Task brief: Filter this material down to the lines that hold "name", copying each one.

Source records:

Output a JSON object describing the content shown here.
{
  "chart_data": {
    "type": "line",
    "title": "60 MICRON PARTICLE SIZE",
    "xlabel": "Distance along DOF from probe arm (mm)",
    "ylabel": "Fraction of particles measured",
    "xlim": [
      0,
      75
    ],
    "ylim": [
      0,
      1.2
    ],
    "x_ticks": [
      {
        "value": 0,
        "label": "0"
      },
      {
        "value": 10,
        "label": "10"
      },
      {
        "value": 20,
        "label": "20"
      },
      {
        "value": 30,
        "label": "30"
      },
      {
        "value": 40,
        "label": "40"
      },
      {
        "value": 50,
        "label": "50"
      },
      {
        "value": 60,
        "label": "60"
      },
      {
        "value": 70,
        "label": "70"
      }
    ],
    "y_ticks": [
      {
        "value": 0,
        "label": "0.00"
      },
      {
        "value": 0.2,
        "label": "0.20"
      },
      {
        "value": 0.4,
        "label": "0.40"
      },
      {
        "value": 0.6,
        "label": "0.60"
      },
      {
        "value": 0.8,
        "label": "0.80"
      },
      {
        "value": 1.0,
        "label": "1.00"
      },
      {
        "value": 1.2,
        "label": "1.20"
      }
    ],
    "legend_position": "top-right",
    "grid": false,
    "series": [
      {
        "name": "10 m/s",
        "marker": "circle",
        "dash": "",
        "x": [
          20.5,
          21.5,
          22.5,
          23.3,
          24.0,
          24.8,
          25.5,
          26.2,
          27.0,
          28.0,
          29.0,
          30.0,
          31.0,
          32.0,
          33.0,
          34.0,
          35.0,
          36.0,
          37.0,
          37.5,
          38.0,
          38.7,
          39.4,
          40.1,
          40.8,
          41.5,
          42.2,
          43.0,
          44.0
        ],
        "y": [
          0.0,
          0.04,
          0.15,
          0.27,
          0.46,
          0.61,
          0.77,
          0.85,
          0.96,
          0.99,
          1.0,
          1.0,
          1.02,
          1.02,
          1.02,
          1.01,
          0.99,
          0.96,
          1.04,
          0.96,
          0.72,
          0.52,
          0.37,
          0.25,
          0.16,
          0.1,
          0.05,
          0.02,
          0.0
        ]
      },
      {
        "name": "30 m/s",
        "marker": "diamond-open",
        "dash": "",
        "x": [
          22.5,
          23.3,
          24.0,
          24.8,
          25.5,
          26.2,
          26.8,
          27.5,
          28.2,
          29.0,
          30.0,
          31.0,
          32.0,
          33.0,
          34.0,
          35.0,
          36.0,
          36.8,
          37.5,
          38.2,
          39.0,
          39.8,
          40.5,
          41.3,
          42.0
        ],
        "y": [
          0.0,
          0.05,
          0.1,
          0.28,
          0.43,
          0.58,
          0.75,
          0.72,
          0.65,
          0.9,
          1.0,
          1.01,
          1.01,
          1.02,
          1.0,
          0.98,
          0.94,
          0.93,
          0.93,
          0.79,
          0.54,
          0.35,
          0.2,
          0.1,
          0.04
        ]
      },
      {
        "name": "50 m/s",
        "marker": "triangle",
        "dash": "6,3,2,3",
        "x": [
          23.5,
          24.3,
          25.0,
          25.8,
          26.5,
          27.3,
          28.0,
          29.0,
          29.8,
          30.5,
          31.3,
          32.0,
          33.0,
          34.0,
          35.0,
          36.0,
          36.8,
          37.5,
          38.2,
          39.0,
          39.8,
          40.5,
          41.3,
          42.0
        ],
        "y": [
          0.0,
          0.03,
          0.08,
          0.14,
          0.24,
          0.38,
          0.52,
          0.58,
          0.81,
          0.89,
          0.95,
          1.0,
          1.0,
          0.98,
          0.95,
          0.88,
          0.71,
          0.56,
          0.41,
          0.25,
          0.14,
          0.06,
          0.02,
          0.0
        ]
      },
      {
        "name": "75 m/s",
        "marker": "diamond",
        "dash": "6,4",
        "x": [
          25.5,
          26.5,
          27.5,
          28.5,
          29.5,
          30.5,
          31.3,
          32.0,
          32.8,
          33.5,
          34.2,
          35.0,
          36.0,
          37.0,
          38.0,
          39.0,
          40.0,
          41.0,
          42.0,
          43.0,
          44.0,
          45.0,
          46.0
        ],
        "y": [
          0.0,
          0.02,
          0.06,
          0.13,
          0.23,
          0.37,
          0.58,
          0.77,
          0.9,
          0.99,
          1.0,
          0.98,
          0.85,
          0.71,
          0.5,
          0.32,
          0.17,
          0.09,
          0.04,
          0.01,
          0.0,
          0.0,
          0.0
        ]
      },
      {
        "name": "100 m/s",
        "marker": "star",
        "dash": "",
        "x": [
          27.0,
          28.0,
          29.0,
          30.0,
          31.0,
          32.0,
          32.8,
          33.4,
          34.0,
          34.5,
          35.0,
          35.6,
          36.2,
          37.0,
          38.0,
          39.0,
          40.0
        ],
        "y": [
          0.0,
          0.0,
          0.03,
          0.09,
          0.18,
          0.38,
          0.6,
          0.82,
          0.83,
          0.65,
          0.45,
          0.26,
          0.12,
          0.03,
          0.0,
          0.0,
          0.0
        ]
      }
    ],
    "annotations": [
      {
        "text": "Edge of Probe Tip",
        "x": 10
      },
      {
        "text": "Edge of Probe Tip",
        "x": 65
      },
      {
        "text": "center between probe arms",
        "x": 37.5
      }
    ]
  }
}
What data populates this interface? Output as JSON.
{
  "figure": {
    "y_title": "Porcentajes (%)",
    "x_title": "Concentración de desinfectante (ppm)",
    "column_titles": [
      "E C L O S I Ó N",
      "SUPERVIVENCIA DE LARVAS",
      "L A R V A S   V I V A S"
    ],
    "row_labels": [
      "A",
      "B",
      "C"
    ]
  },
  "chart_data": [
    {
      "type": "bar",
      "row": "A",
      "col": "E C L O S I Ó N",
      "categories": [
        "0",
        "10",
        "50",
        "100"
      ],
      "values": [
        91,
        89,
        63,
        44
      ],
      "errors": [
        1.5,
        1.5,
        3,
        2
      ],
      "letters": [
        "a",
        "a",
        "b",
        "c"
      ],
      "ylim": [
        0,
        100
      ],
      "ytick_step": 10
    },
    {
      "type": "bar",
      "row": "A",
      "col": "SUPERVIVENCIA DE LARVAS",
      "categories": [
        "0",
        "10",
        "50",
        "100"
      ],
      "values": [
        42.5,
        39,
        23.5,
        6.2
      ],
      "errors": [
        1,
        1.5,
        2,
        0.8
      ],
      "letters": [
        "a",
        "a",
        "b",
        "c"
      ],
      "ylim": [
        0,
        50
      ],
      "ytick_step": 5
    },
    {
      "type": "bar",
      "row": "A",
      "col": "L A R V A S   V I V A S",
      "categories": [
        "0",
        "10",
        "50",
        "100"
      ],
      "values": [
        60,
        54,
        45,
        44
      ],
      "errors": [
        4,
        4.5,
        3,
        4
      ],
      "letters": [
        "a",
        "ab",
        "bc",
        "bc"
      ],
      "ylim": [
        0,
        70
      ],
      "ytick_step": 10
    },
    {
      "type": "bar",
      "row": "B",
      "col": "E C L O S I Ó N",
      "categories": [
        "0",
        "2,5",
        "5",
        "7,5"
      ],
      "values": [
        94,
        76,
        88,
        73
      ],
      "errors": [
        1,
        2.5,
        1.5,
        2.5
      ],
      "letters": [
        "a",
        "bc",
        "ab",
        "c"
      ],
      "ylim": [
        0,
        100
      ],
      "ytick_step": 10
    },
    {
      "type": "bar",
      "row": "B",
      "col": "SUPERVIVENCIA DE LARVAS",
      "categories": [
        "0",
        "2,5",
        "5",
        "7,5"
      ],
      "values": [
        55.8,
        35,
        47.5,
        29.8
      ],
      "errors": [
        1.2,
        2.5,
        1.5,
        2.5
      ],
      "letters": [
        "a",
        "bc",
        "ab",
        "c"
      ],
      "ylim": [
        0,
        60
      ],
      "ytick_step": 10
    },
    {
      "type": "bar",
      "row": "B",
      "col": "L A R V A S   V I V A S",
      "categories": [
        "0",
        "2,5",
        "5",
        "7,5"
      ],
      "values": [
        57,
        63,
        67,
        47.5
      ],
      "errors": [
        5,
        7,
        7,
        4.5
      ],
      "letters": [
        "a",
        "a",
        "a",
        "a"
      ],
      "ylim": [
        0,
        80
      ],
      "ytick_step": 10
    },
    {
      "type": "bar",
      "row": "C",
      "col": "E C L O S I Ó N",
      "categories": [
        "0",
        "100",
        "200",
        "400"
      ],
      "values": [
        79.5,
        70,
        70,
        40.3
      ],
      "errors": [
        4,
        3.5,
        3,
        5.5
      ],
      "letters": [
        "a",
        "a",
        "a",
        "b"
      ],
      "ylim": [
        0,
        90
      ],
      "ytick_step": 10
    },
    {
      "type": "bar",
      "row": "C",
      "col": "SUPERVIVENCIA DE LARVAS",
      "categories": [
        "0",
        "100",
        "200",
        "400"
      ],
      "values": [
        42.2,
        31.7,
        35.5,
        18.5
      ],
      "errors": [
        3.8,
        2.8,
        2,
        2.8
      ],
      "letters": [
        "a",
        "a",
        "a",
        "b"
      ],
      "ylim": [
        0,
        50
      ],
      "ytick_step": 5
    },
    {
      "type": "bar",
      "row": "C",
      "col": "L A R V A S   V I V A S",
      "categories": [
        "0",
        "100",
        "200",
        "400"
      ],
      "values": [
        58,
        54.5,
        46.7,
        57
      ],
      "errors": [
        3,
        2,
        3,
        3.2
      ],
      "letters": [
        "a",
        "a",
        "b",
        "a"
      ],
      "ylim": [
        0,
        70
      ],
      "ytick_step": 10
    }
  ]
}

Complete response:
        "name": "10 m/s",
        "name": "30 m/s",
        "name": "50 m/s",
        "name": "75 m/s",
        "name": "100 m/s",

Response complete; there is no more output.